===== DATA IN THIS EXERCISE

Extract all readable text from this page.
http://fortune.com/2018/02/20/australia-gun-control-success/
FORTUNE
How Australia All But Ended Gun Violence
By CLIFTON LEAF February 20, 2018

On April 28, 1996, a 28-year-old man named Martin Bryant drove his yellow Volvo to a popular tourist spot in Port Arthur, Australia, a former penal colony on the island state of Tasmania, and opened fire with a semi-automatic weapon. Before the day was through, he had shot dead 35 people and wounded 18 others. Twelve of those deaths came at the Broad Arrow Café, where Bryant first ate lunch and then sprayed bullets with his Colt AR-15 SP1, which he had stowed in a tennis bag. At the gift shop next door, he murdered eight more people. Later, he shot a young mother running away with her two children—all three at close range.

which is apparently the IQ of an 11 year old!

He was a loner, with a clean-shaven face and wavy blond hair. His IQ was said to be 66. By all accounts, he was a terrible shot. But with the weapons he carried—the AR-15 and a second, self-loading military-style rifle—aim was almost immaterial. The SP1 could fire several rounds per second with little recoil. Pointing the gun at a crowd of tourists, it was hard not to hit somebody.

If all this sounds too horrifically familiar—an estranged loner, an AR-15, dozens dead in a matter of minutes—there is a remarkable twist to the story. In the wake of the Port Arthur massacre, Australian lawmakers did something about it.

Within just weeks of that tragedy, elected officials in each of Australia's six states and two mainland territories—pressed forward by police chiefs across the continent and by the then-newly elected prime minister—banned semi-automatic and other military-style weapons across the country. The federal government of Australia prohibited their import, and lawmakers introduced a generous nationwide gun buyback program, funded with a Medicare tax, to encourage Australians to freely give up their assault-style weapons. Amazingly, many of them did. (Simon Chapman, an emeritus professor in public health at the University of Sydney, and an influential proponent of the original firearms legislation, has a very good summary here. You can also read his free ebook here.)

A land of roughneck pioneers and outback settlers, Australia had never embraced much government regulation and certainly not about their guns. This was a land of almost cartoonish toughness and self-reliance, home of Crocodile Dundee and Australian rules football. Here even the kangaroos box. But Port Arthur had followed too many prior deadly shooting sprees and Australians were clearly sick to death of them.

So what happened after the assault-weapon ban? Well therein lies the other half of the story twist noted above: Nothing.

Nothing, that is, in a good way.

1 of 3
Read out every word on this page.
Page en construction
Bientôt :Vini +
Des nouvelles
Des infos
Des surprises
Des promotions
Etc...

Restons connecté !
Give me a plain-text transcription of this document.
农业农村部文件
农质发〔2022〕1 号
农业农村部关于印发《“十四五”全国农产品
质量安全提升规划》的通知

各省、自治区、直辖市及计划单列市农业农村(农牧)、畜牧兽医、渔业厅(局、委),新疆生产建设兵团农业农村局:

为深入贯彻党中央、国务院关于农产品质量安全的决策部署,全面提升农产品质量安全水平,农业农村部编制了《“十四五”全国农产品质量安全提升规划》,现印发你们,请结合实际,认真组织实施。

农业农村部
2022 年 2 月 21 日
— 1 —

==========

### OBJECTIVE:
Write out the complete set of records exactly as given.

### FINAL RESULT:
Extract all readable text from this page.
http://fortune.com/2018/02/20/australia-gun-control-success/
FORTUNE
How Australia All But Ended Gun Violence
By CLIFTON LEAF February 20, 2018

On April 28, 1996, a 28-year-old man named Martin Bryant drove his yellow Volvo to a popular tourist spot in Port Arthur, Australia, a former penal colony on the island state of Tasmania, and opened fire with a semi-automatic weapon. Before the day was through, he had shot dead 35 people and wounded 18 others. Twelve of those deaths came at the Broad Arrow Café, where Bryant first ate lunch and then sprayed bullets with his Colt AR-15 SP1, which he had stowed in a tennis bag. At the gift shop next door, he murdered eight more people. Later, he shot a young mother running away with her two children—all three at close range.

which is apparently the IQ of an 11 year old!

He was a loner, with a clean-shaven face and wavy blond hair. His IQ was said to be 66. By all accounts, he was a terrible shot. But with the weapons he carried—the AR-15 and a second, self-loading military-style rifle—aim was almost immaterial. The SP1 could fire several rounds per second with little recoil. Pointing the gun at a crowd of tourists, it was hard not to hit somebody.

If all this sounds too horrifically familiar—an estranged loner, an AR-15, dozens dead in a matter of minutes—there is a remarkable twist to the story. In the wake of the Port Arthur massacre, Australian lawmakers did something about it.

Within just weeks of that tragedy, elected officials in each of Australia's six states and two mainland territories—pressed forward by police chiefs across the continent and by the then-newly elected prime minister—banned semi-automatic and other military-style weapons across the country. The federal government of Australia prohibited their import, and lawmakers introduced a generous nationwide gun buyback program, funded with a Medicare tax, to encourage Australians to freely give up their assault-style weapons. Amazingly, many of them did. (Simon Chapman, an emeritus professor in public health at the University of Sydney, and an influential proponent of the original firearms legislation, has a very good summary here. You can also read his free ebook here.)

A land of roughneck pioneers and outback settlers, Australia had never embraced much government regulation and certainly not about their guns. This was a land of almost cartoonish toughness and self-reliance, home of Crocodile Dundee and Australian rules football. Here even the kangaroos box. But Port Arthur had followed too many prior deadly shooting sprees and Australians were clearly sick to death of them.

So what happened after the assault-weapon ban? Well therein lies the other half of the story twist noted above: Nothing.

Nothing, that is, in a good way.

1 of 3
Read out every word on this page.
Page en construction
Bientôt :Vini +
Des nouvelles
Des infos
Des surprises
Des promotions
Etc...

Restons connecté !
Give me a plain-text transcription of this document.
农业农村部文件
农质发〔2022〕1 号
农业农村部关于印发《“十四五”全国农产品
质量安全提升规划》的通知

各省、自治区、直辖市及计划单列市农业农村(农牧)、畜牧兽医、渔业厅(局、委),新疆生产建设兵团农业农村局:

为深入贯彻党中央、国务院关于农产品质量安全的决策部署,全面提升农产品质量安全水平,农业农村部编制了《“十四五”全国农产品质量安全提升规划》,现印发你们,请结合实际,认真组织实施。

农业农村部
2022 年 2 月 21 日
— 1 —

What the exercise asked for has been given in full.